(Stored records)
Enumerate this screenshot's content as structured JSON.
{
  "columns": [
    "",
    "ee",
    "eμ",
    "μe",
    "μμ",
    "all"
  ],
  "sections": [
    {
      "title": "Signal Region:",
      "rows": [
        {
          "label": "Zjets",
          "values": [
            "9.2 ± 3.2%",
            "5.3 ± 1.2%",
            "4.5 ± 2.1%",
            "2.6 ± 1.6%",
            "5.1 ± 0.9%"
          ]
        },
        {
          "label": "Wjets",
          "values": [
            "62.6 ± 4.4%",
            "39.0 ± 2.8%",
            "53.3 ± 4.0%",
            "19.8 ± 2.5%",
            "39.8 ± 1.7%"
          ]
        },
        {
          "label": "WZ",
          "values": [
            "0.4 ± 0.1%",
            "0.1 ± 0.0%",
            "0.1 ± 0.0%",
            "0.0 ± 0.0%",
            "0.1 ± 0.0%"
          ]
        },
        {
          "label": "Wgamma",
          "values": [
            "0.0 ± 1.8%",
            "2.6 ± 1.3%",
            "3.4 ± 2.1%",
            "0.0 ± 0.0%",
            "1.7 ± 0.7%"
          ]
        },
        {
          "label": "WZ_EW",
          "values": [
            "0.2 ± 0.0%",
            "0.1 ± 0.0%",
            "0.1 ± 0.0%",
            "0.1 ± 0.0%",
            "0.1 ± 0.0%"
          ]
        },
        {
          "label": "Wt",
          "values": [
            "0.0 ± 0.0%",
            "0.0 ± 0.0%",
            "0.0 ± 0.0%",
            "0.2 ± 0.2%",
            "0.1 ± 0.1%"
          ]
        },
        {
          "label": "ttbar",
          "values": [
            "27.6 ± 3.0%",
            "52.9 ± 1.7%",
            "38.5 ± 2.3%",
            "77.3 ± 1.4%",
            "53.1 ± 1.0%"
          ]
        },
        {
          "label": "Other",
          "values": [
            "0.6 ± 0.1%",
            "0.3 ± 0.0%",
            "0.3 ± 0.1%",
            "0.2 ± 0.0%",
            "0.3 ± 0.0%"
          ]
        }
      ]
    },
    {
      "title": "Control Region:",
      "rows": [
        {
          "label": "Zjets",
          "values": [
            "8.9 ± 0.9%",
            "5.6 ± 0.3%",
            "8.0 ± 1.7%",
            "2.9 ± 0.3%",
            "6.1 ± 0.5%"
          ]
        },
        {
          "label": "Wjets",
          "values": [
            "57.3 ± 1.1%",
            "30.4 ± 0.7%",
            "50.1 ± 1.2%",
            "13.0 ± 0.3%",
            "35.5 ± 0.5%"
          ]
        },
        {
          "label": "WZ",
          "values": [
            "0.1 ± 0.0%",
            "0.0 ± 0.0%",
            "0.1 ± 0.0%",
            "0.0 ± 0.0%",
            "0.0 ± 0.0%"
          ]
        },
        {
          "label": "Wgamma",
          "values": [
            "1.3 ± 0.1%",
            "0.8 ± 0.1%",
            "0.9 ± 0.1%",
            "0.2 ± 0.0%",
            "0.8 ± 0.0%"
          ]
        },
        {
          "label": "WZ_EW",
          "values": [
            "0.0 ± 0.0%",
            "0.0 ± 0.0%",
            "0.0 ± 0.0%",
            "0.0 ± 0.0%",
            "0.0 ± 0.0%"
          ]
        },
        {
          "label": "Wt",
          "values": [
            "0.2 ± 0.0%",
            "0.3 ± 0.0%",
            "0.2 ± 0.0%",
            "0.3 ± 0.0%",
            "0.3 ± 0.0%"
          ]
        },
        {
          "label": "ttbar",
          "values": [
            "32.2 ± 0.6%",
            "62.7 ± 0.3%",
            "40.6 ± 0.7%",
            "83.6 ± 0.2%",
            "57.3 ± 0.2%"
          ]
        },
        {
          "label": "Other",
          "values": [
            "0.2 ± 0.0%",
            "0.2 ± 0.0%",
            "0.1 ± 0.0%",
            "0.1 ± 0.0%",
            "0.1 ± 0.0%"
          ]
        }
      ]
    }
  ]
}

Task details | Faithfully copy every entry, leaving nothing out.

Task answer |
Enumerate this screenshot's content as structured JSON.
{
  "columns": [
    "",
    "ee",
    "eμ",
    "μe",
    "μμ",
    "all"
  ],
  "sections": [
    {
      "title": "Signal Region:",
      "rows": [
        {
          "label": "Zjets",
          "values": [
            "9.2 ± 3.2%",
            "5.3 ± 1.2%",
            "4.5 ± 2.1%",
            "2.6 ± 1.6%",
            "5.1 ± 0.9%"
          ]
        },
        {
          "label": "Wjets",
          "values": [
            "62.6 ± 4.4%",
            "39.0 ± 2.8%",
            "53.3 ± 4.0%",
            "19.8 ± 2.5%",
            "39.8 ± 1.7%"
          ]
        },
        {
          "label": "WZ",
          "values": [
            "0.4 ± 0.1%",
            "0.1 ± 0.0%",
            "0.1 ± 0.0%",
            "0.0 ± 0.0%",
            "0.1 ± 0.0%"
          ]
        },
        {
          "label": "Wgamma",
          "values": [
            "0.0 ± 1.8%",
            "2.6 ± 1.3%",
            "3.4 ± 2.1%",
            "0.0 ± 0.0%",
            "1.7 ± 0.7%"
          ]
        },
        {
          "label": "WZ_EW",
          "values": [
            "0.2 ± 0.0%",
            "0.1 ± 0.0%",
            "0.1 ± 0.0%",
            "0.1 ± 0.0%",
            "0.1 ± 0.0%"
          ]
        },
        {
          "label": "Wt",
          "values": [
            "0.0 ± 0.0%",
            "0.0 ± 0.0%",
            "0.0 ± 0.0%",
            "0.2 ± 0.2%",
            "0.1 ± 0.1%"
          ]
        },
        {
          "label": "ttbar",
          "values": [
            "27.6 ± 3.0%",
            "52.9 ± 1.7%",
            "38.5 ± 2.3%",
            "77.3 ± 1.4%",
            "53.1 ± 1.0%"
          ]
        },
        {
          "label": "Other",
          "values": [
            "0.6 ± 0.1%",
            "0.3 ± 0.0%",
            "0.3 ± 0.1%",
            "0.2 ± 0.0%",
            "0.3 ± 0.0%"
          ]
        }
      ]
    },
    {
      "title": "Control Region:",
      "rows": [
        {
          "label": "Zjets",
          "values": [
            "8.9 ± 0.9%",
            "5.6 ± 0.3%",
            "8.0 ± 1.7%",
            "2.9 ± 0.3%",
            "6.1 ± 0.5%"
          ]
        },
        {
          "label": "Wjets",
          "values": [
            "57.3 ± 1.1%",
            "30.4 ± 0.7%",
            "50.1 ± 1.2%",
            "13.0 ± 0.3%",
            "35.5 ± 0.5%"
          ]
        },
        {
          "label": "WZ",
          "values": [
            "0.1 ± 0.0%",
            "0.0 ± 0.0%",
            "0.1 ± 0.0%",
            "0.0 ± 0.0%",
            "0.0 ± 0.0%"
          ]
        },
        {
          "label": "Wgamma",
          "values": [
            "1.3 ± 0.1%",
            "0.8 ± 0.1%",
            "0.9 ± 0.1%",
            "0.2 ± 0.0%",
            "0.8 ± 0.0%"
          ]
        },
        {
          "label": "WZ_EW",
          "values": [
            "0.0 ± 0.0%",
            "0.0 ± 0.0%",
            "0.0 ± 0.0%",
            "0.0 ± 0.0%",
            "0.0 ± 0.0%"
          ]
        },
        {
          "label": "Wt",
          "values": [
            "0.2 ± 0.0%",
            "0.3 ± 0.0%",
            "0.2 ± 0.0%",
            "0.3 ± 0.0%",
            "0.3 ± 0.0%"
          ]
        },
        {
          "label": "ttbar",
          "values": [
            "32.2 ± 0.6%",
            "62.7 ± 0.3%",
            "40.6 ± 0.7%",
            "83.6 ± 0.2%",
            "57.3 ± 0.2%"
          ]
        },
        {
          "label": "Other",
          "values": [
            "0.2 ± 0.0%",
            "0.2 ± 0.0%",
            "0.1 ± 0.0%",
            "0.1 ± 0.0%",
            "0.1 ± 0.0%"
          ]
        }
      ]
    }
  ]
}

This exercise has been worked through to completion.